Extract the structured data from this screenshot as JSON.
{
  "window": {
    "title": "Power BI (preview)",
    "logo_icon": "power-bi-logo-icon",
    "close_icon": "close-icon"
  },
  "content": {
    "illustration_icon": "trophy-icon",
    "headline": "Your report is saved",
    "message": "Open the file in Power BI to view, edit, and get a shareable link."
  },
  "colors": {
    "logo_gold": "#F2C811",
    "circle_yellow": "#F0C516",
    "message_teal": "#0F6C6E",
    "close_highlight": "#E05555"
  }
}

____________

Exercise goal:
Report all lines of the data above that include the string "icon".

Completed exercise:
    "logo_icon": "power-bi-logo-icon",
    "close_icon": "close-icon"
    "illustration_icon": "trophy-icon",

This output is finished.